- [Exercise objective]
Show all lines of the listing that hold the word "Significativamente".

━━━

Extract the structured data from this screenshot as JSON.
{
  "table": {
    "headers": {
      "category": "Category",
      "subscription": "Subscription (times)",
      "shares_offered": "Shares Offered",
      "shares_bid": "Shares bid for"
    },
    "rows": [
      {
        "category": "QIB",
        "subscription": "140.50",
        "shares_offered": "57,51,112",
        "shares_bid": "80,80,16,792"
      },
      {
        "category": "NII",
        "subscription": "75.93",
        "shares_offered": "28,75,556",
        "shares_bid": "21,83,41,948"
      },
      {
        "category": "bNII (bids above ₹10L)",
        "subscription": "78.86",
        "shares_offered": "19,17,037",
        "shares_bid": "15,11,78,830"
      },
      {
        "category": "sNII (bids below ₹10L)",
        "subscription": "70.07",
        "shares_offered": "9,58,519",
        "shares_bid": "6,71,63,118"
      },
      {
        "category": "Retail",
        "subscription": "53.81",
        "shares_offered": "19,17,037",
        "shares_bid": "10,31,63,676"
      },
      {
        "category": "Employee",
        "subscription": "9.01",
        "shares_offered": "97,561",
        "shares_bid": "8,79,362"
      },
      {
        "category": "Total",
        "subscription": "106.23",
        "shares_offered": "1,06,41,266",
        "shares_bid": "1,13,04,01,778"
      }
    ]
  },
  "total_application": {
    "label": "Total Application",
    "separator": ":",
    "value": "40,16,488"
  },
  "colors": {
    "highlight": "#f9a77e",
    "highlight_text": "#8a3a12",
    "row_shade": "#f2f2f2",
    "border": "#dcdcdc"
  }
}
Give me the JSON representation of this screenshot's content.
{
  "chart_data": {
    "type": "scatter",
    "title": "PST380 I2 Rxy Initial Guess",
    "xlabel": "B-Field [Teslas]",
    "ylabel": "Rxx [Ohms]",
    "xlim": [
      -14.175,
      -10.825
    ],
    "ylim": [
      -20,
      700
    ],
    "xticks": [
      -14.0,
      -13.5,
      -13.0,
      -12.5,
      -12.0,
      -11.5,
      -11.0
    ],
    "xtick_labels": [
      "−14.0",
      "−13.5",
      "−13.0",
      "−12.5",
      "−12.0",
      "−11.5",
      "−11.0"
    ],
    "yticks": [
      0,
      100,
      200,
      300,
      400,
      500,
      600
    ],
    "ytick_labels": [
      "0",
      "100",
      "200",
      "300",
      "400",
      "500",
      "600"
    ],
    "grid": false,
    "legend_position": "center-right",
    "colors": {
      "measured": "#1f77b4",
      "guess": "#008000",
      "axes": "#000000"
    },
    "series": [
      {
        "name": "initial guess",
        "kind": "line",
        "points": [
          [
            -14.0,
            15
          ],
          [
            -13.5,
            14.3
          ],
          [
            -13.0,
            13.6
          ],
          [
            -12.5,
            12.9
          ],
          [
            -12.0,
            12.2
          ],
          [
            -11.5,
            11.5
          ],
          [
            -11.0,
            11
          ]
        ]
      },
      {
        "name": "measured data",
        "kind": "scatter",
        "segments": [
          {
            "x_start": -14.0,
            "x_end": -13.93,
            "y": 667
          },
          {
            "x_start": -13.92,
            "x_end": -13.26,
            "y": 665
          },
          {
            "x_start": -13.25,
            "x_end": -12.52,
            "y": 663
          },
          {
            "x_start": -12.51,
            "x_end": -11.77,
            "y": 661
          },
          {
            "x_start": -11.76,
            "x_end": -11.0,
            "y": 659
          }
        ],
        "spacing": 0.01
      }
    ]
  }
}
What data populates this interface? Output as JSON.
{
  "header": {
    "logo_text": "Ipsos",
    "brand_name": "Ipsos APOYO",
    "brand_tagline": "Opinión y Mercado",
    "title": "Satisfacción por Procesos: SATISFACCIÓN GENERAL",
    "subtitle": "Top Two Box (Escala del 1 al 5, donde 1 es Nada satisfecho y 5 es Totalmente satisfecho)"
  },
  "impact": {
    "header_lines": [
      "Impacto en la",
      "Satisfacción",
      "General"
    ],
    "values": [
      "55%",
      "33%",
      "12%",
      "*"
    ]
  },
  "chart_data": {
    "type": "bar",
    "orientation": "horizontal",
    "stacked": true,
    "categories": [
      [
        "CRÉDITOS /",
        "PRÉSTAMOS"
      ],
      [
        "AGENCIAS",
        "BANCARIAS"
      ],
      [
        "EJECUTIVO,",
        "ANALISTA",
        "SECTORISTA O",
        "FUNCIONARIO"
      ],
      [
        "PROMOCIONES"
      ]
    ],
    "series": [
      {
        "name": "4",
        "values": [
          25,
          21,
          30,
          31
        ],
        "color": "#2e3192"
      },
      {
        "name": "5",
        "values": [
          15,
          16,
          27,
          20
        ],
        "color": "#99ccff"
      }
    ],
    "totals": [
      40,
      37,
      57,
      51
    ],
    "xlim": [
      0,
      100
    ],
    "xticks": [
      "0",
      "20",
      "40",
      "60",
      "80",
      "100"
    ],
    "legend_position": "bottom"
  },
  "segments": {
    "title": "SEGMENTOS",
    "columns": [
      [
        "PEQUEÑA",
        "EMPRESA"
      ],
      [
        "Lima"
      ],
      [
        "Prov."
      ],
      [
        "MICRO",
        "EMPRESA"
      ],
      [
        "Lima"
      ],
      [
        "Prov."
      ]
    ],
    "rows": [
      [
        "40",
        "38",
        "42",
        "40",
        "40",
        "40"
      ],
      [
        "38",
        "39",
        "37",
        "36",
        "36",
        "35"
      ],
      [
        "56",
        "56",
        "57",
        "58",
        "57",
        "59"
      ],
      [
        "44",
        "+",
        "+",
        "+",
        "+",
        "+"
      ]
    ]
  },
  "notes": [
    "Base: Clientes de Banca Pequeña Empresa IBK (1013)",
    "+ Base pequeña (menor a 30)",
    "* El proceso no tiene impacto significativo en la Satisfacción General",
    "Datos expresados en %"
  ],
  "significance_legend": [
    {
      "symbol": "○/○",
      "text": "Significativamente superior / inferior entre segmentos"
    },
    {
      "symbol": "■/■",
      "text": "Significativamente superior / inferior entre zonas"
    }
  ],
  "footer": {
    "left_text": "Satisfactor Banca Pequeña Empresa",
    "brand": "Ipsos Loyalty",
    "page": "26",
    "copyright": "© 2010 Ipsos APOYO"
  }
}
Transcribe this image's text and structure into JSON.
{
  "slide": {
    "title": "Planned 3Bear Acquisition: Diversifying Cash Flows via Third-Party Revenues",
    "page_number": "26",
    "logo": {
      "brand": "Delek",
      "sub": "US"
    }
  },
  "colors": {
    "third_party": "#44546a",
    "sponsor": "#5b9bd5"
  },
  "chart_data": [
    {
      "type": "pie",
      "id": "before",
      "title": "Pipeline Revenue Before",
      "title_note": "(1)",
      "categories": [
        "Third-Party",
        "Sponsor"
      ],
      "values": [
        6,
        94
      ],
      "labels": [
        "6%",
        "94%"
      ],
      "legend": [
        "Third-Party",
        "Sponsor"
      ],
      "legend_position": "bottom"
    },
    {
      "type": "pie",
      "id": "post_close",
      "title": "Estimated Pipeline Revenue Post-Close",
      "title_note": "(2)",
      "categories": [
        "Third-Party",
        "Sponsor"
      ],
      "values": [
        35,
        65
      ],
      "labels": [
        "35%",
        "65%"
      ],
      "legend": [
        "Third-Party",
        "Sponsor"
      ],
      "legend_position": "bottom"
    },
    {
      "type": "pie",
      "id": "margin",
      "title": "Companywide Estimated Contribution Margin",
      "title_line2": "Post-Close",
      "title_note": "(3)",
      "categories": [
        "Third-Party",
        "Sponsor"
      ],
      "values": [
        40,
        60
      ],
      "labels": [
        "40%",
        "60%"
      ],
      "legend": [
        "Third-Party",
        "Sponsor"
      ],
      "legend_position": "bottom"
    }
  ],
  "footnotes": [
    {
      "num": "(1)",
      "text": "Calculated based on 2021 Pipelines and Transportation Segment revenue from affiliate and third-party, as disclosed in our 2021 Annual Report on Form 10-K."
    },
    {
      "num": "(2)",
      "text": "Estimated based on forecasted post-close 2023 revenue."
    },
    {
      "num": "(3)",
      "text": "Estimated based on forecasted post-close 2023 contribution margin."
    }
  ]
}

━━━

- [Task solution]
      "text": "Significativamente superior / inferior entre segmentos"
      "text": "Significativamente superior / inferior entre zonas"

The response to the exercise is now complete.